+++ Extracted information +++
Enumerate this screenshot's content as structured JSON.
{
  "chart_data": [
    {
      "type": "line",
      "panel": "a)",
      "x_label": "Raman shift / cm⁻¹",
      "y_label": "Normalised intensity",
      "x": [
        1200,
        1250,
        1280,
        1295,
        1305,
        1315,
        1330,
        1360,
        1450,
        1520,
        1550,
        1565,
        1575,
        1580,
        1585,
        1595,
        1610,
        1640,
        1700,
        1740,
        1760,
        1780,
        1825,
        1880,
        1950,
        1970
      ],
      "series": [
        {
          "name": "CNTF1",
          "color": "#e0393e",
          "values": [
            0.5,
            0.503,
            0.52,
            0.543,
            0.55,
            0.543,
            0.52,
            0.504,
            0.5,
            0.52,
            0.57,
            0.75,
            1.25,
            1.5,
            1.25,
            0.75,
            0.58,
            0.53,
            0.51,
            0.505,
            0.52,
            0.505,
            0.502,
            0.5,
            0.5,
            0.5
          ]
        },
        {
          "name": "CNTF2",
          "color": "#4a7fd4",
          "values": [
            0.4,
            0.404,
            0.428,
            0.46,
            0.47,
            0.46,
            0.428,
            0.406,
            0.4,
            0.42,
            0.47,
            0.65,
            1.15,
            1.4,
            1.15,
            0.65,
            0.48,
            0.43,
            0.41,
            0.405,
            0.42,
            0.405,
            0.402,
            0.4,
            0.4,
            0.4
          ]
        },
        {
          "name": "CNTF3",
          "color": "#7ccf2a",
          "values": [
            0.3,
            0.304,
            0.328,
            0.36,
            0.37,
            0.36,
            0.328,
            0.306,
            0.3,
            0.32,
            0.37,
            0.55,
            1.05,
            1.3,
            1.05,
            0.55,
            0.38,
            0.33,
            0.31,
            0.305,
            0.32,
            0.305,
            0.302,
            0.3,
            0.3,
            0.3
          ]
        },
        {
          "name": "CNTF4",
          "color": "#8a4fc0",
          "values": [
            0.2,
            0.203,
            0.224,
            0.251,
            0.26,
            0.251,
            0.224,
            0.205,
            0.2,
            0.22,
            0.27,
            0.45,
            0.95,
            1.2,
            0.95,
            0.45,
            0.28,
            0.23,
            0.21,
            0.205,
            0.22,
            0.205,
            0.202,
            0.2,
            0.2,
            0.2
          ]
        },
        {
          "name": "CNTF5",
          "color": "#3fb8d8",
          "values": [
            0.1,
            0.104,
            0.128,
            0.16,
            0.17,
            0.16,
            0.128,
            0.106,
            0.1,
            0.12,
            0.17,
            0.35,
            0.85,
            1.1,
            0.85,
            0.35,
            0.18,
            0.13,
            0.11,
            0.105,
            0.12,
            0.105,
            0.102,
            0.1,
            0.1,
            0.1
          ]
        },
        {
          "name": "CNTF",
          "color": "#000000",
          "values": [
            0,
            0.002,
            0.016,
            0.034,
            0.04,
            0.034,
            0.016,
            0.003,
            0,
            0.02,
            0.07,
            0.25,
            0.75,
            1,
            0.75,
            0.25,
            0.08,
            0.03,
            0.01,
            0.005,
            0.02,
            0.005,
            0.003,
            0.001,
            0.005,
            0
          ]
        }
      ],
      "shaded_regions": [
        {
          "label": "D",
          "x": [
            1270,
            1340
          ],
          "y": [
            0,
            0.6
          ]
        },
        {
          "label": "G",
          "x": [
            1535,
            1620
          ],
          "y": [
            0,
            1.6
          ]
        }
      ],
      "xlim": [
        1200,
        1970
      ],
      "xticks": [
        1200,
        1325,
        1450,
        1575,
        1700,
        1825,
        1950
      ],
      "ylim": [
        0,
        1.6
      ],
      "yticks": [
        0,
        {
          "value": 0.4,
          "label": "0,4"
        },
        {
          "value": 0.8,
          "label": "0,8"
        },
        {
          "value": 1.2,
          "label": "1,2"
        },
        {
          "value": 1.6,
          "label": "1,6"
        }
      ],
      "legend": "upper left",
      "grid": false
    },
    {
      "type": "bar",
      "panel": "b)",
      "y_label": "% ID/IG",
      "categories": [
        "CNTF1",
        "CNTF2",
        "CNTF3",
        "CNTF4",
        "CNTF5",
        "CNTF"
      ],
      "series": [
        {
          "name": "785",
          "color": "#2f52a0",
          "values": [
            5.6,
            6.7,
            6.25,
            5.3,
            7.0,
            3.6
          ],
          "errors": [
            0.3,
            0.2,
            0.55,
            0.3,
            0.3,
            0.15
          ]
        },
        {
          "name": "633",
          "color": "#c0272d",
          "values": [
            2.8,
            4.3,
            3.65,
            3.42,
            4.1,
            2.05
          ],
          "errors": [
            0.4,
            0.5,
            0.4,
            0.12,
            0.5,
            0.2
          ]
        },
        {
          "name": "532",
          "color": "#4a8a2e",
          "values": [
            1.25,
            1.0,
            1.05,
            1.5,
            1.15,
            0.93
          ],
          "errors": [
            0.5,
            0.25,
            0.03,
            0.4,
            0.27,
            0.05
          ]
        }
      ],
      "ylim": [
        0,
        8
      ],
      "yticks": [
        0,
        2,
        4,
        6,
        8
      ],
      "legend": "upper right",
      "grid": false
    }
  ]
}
+++
Problem details >> Among the lines above, determine how many hold the word "name"; report the figure alone.

Solved problem >> 9